● **GIVEN REQUEST**
Copy each line that contains the string "Information".

● **DATA RECORDS**

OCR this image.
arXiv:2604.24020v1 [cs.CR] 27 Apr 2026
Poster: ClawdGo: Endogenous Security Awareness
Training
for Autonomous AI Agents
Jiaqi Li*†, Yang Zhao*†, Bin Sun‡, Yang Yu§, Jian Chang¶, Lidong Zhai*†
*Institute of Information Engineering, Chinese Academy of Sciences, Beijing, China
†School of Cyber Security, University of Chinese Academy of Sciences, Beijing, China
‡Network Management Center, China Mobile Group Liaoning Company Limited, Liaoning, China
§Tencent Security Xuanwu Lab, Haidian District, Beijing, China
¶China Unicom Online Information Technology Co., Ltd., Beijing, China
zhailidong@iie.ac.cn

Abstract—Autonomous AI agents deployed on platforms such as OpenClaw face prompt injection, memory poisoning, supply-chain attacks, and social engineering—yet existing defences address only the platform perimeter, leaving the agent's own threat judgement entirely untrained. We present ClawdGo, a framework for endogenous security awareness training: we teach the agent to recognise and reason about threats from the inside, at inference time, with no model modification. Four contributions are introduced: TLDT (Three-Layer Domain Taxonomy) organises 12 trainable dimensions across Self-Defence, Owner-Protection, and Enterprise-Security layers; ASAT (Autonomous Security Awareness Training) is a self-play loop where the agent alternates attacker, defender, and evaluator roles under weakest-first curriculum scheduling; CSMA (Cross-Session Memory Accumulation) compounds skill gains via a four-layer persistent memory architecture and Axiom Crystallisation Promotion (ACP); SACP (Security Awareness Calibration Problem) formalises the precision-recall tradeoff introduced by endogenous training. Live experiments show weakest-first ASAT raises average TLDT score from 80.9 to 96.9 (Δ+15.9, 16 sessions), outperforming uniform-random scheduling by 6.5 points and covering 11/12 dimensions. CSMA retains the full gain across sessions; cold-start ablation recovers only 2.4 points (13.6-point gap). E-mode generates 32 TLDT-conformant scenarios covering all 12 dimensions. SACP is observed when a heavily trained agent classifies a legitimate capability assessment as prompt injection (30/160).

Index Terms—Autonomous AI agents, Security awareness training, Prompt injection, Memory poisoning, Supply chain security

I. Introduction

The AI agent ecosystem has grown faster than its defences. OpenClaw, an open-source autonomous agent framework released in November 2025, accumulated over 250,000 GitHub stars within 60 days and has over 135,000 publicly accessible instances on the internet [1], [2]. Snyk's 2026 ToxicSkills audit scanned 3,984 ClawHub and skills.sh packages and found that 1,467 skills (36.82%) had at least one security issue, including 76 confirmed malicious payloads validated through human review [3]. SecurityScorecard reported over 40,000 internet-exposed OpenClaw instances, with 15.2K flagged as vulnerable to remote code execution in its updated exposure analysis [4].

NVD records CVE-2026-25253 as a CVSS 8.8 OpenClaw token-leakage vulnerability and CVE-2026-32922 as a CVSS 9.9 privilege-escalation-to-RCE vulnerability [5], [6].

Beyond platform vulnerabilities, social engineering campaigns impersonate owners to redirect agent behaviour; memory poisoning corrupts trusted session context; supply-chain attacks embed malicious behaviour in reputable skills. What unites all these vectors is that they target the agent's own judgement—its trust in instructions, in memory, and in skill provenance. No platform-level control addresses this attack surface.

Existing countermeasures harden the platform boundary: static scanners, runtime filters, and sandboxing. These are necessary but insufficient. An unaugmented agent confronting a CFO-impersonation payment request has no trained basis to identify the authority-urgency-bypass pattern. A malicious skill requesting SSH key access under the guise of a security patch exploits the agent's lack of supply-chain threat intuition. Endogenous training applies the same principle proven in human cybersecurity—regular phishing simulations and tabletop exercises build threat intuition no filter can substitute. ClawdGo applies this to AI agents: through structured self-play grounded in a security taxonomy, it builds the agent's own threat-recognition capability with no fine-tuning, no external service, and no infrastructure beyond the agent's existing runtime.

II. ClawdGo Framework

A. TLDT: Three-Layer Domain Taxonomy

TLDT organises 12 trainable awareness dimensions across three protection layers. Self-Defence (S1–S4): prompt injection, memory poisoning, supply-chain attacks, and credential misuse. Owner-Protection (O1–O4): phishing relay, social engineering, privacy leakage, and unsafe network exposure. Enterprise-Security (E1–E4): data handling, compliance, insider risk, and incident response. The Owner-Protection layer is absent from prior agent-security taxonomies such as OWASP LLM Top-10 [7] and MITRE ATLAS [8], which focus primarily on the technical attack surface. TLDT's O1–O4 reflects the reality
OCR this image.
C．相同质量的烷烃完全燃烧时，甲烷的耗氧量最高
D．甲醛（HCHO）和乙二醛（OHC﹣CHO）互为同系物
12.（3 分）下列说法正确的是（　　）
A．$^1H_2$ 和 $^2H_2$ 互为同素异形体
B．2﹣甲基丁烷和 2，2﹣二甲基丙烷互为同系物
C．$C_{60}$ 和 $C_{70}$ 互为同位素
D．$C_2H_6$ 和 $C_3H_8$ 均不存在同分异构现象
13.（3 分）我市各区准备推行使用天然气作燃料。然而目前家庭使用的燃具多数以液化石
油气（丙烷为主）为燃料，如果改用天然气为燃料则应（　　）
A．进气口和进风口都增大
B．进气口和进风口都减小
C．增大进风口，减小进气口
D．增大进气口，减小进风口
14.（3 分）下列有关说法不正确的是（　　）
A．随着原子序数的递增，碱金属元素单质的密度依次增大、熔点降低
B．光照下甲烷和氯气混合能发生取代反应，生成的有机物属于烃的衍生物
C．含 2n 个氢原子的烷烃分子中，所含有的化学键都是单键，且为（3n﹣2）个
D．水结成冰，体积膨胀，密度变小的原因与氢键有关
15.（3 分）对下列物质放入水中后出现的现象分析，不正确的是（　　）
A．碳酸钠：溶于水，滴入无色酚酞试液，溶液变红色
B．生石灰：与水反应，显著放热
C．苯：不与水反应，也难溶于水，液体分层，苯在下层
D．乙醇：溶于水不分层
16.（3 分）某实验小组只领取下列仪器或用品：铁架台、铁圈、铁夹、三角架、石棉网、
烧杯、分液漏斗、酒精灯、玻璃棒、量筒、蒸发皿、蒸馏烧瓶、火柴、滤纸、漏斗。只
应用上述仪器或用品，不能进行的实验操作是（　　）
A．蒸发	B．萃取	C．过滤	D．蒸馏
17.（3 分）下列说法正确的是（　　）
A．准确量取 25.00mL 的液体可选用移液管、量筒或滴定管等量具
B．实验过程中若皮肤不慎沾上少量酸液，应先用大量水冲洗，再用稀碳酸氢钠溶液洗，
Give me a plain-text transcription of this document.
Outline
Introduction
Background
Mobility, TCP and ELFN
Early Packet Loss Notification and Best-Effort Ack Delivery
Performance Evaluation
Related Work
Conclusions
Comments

● **TASK ANSWER**
*Institute of Information Engineering, Chinese Academy of Sciences, Beijing, China
¶China Unicom Online Information Technology Co., Ltd., Beijing, China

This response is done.